Raw data:
********

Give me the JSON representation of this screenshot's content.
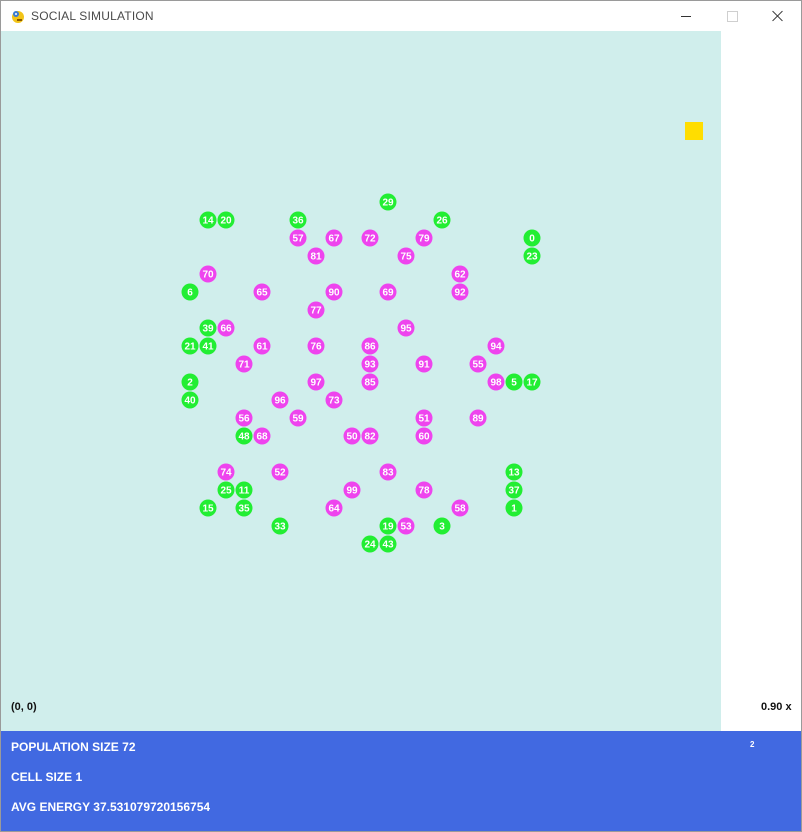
{
  "window": {
    "title": "SOCIAL SIMULATION"
  },
  "viewport": {
    "coord_readout": "(0, 0)",
    "zoom_readout": "0.90 x",
    "side_indicator": "2"
  },
  "stats": {
    "population_label": "POPULATION SIZE",
    "population_value": "72",
    "cell_label": "CELL SIZE",
    "cell_value": "1",
    "energy_label": "AVG ENERGY",
    "energy_value": "37.531079720156754"
  },
  "colors": {
    "background": "#d0eeec",
    "green_agent": "#22ee33",
    "magenta_agent": "#ee44ee",
    "food": "#ffdd00",
    "panel": "#4169e1"
  },
  "food": [
    {
      "name": "food-item"
    }
  ],
  "agents": [
    {
      "id": "29",
      "kind": "green",
      "gx": 21,
      "gy": 9
    },
    {
      "id": "14",
      "kind": "green",
      "gx": 11,
      "gy": 10
    },
    {
      "id": "20",
      "kind": "green",
      "gx": 12,
      "gy": 10
    },
    {
      "id": "36",
      "kind": "green",
      "gx": 16,
      "gy": 10
    },
    {
      "id": "26",
      "kind": "green",
      "gx": 24,
      "gy": 10
    },
    {
      "id": "57",
      "kind": "magenta",
      "gx": 16,
      "gy": 11
    },
    {
      "id": "67",
      "kind": "magenta",
      "gx": 18,
      "gy": 11
    },
    {
      "id": "72",
      "kind": "magenta",
      "gx": 20,
      "gy": 11
    },
    {
      "id": "79",
      "kind": "magenta",
      "gx": 23,
      "gy": 11
    },
    {
      "id": "0",
      "kind": "green",
      "gx": 29,
      "gy": 11
    },
    {
      "id": "81",
      "kind": "magenta",
      "gx": 17,
      "gy": 12
    },
    {
      "id": "75",
      "kind": "magenta",
      "gx": 22,
      "gy": 12
    },
    {
      "id": "23",
      "kind": "green",
      "gx": 29,
      "gy": 12
    },
    {
      "id": "70",
      "kind": "magenta",
      "gx": 11,
      "gy": 13
    },
    {
      "id": "62",
      "kind": "magenta",
      "gx": 25,
      "gy": 13
    },
    {
      "id": "6",
      "kind": "green",
      "gx": 10,
      "gy": 14
    },
    {
      "id": "65",
      "kind": "magenta",
      "gx": 14,
      "gy": 14
    },
    {
      "id": "90",
      "kind": "magenta",
      "gx": 18,
      "gy": 14
    },
    {
      "id": "69",
      "kind": "magenta",
      "gx": 21,
      "gy": 14
    },
    {
      "id": "92",
      "kind": "magenta",
      "gx": 25,
      "gy": 14
    },
    {
      "id": "77",
      "kind": "magenta",
      "gx": 17,
      "gy": 15
    },
    {
      "id": "39",
      "kind": "green",
      "gx": 11,
      "gy": 16
    },
    {
      "id": "66",
      "kind": "magenta",
      "gx": 12,
      "gy": 16
    },
    {
      "id": "95",
      "kind": "magenta",
      "gx": 22,
      "gy": 16
    },
    {
      "id": "21",
      "kind": "green",
      "gx": 10,
      "gy": 17
    },
    {
      "id": "41",
      "kind": "green",
      "gx": 11,
      "gy": 17
    },
    {
      "id": "61",
      "kind": "magenta",
      "gx": 14,
      "gy": 17
    },
    {
      "id": "76",
      "kind": "magenta",
      "gx": 17,
      "gy": 17
    },
    {
      "id": "86",
      "kind": "magenta",
      "gx": 20,
      "gy": 17
    },
    {
      "id": "94",
      "kind": "magenta",
      "gx": 27,
      "gy": 17
    },
    {
      "id": "71",
      "kind": "magenta",
      "gx": 13,
      "gy": 18
    },
    {
      "id": "93",
      "kind": "magenta",
      "gx": 20,
      "gy": 18
    },
    {
      "id": "91",
      "kind": "magenta",
      "gx": 23,
      "gy": 18
    },
    {
      "id": "55",
      "kind": "magenta",
      "gx": 26,
      "gy": 18
    },
    {
      "id": "2",
      "kind": "green",
      "gx": 10,
      "gy": 19
    },
    {
      "id": "97",
      "kind": "magenta",
      "gx": 17,
      "gy": 19
    },
    {
      "id": "85",
      "kind": "magenta",
      "gx": 20,
      "gy": 19
    },
    {
      "id": "98",
      "kind": "magenta",
      "gx": 27,
      "gy": 19
    },
    {
      "id": "5",
      "kind": "green",
      "gx": 28,
      "gy": 19
    },
    {
      "id": "17",
      "kind": "green",
      "gx": 29,
      "gy": 19
    },
    {
      "id": "40",
      "kind": "green",
      "gx": 10,
      "gy": 20
    },
    {
      "id": "96",
      "kind": "magenta",
      "gx": 15,
      "gy": 20
    },
    {
      "id": "73",
      "kind": "magenta",
      "gx": 18,
      "gy": 20
    },
    {
      "id": "56",
      "kind": "magenta",
      "gx": 13,
      "gy": 21
    },
    {
      "id": "59",
      "kind": "magenta",
      "gx": 16,
      "gy": 21
    },
    {
      "id": "51",
      "kind": "magenta",
      "gx": 23,
      "gy": 21
    },
    {
      "id": "89",
      "kind": "magenta",
      "gx": 26,
      "gy": 21
    },
    {
      "id": "48",
      "kind": "green",
      "gx": 13,
      "gy": 22
    },
    {
      "id": "68",
      "kind": "magenta",
      "gx": 14,
      "gy": 22
    },
    {
      "id": "50",
      "kind": "magenta",
      "gx": 19,
      "gy": 22
    },
    {
      "id": "82",
      "kind": "magenta",
      "gx": 20,
      "gy": 22
    },
    {
      "id": "60",
      "kind": "magenta",
      "gx": 23,
      "gy": 22
    },
    {
      "id": "74",
      "kind": "magenta",
      "gx": 12,
      "gy": 24
    },
    {
      "id": "52",
      "kind": "magenta",
      "gx": 15,
      "gy": 24
    },
    {
      "id": "83",
      "kind": "magenta",
      "gx": 21,
      "gy": 24
    },
    {
      "id": "13",
      "kind": "green",
      "gx": 28,
      "gy": 24
    },
    {
      "id": "25",
      "kind": "green",
      "gx": 12,
      "gy": 25
    },
    {
      "id": "11",
      "kind": "green",
      "gx": 13,
      "gy": 25
    },
    {
      "id": "99",
      "kind": "magenta",
      "gx": 19,
      "gy": 25
    },
    {
      "id": "78",
      "kind": "magenta",
      "gx": 23,
      "gy": 25
    },
    {
      "id": "37",
      "kind": "green",
      "gx": 28,
      "gy": 25
    },
    {
      "id": "15",
      "kind": "green",
      "gx": 11,
      "gy": 26
    },
    {
      "id": "35",
      "kind": "green",
      "gx": 13,
      "gy": 26
    },
    {
      "id": "64",
      "kind": "magenta",
      "gx": 18,
      "gy": 26
    },
    {
      "id": "58",
      "kind": "magenta",
      "gx": 25,
      "gy": 26
    },
    {
      "id": "1",
      "kind": "green",
      "gx": 28,
      "gy": 26
    },
    {
      "id": "33",
      "kind": "green",
      "gx": 15,
      "gy": 27
    },
    {
      "id": "19",
      "kind": "green",
      "gx": 21,
      "gy": 27
    },
    {
      "id": "53",
      "kind": "magenta",
      "gx": 22,
      "gy": 27
    },
    {
      "id": "3",
      "kind": "green",
      "gx": 24,
      "gy": 27
    },
    {
      "id": "24",
      "kind": "green",
      "gx": 20,
      "gy": 28
    },
    {
      "id": "43",
      "kind": "green",
      "gx": 21,
      "gy": 28
    }
  ]
}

********

Exercise instructions:
Find every line in the records above that contains the word "SIZE", and copy each one.

Output for this exercise:
    "population_label": "POPULATION SIZE",
    "cell_label": "CELL SIZE",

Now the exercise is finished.